Return every record below exactly as written, omitting any pictures.

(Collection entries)

-*-*-

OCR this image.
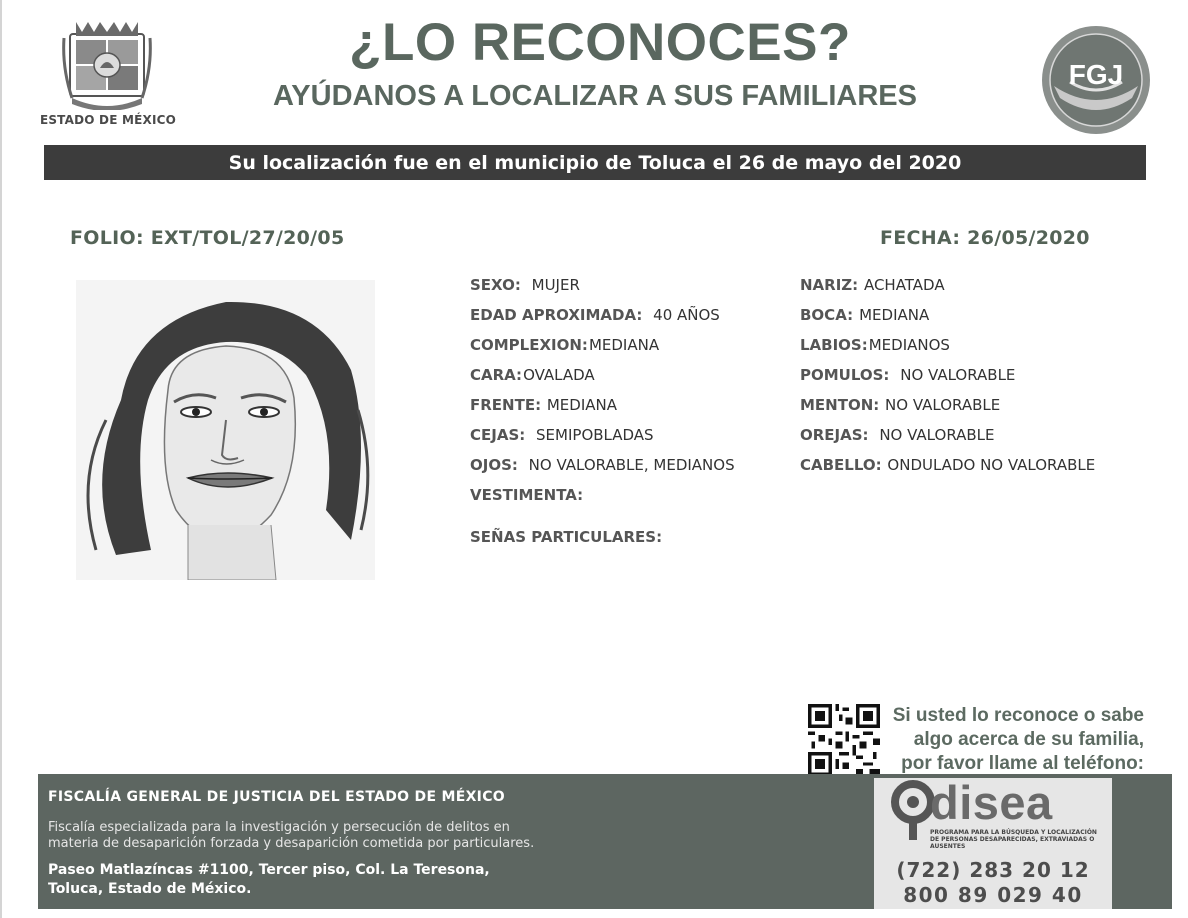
ESTADO DE MÉXICO
¿LO RECONOCES?
AYÚDANOS A LOCALIZAR A SUS FAMILIARES
FGJ
Su localización fue en el municipio de Toluca el 26 de mayo del 2020
FOLIO: EXT/TOL/27/20/05	FECHA: 26/05/2020
SEXO: MUJER
EDAD APROXIMADA: 40 AÑOS
COMPLEXION:MEDIANA
CARA:OVALADA
FRENTE: MEDIANA
CEJAS: SEMIPOBLADAS
OJOS: NO VALORABLE, MEDIANOS
VESTIMENTA:
SEÑAS PARTICULARES:
NARIZ: ACHATADA
BOCA: MEDIANA
LABIOS:MEDIANOS
POMULOS: NO VALORABLE
MENTON: NO VALORABLE
OREJAS: NO VALORABLE
CABELLO: ONDULADO NO VALORABLE
Si usted lo reconoce o sabe
algo acerca de su familia,
por favor llame al teléfono:
FISCALÍA GENERAL DE JUSTICIA DEL ESTADO DE MÉXICO
Fiscalía especializada para la investigación y persecución de delitos en
materia de desaparición forzada y desaparición cometida por particulares.
Paseo Matlazíncas #1100, Tercer piso, Col. La Teresona,
Toluca, Estado de México.
disea
PROGRAMA PARA LA BÚSQUEDA Y LOCALIZACIÓN DE PERSONAS DESAPARECIDAS, EXTRAVIADAS O AUSENTES
(722) 283 20 12
800 89 029 40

-*-*-

** FULL SOLUTION **
OCR this image.
ESTADO DE MÉXICO
¿LO RECONOCES?
AYÚDANOS A LOCALIZAR A SUS FAMILIARES
FGJ
Su localización fue en el municipio de Toluca el 26 de mayo del 2020
FOLIO: EXT/TOL/27/20/05	FECHA: 26/05/2020
SEXO: MUJER
EDAD APROXIMADA: 40 AÑOS
COMPLEXION:MEDIANA
CARA:OVALADA
FRENTE: MEDIANA
CEJAS: SEMIPOBLADAS
OJOS: NO VALORABLE, MEDIANOS
VESTIMENTA:
SEÑAS PARTICULARES:
NARIZ: ACHATADA
BOCA: MEDIANA
LABIOS:MEDIANOS
POMULOS: NO VALORABLE
MENTON: NO VALORABLE
OREJAS: NO VALORABLE
CABELLO: ONDULADO NO VALORABLE
Si usted lo reconoce o sabe
algo acerca de su familia,
por favor llame al teléfono:
FISCALÍA GENERAL DE JUSTICIA DEL ESTADO DE MÉXICO
Fiscalía especializada para la investigación y persecución de delitos en
materia de desaparición forzada y desaparición cometida por particulares.
Paseo Matlazíncas #1100, Tercer piso, Col. La Teresona,
Toluca, Estado de México.
disea
PROGRAMA PARA LA BÚSQUEDA Y LOCALIZACIÓN DE PERSONAS DESAPARECIDAS, EXTRAVIADAS O AUSENTES
(722) 283 20 12
800 89 029 40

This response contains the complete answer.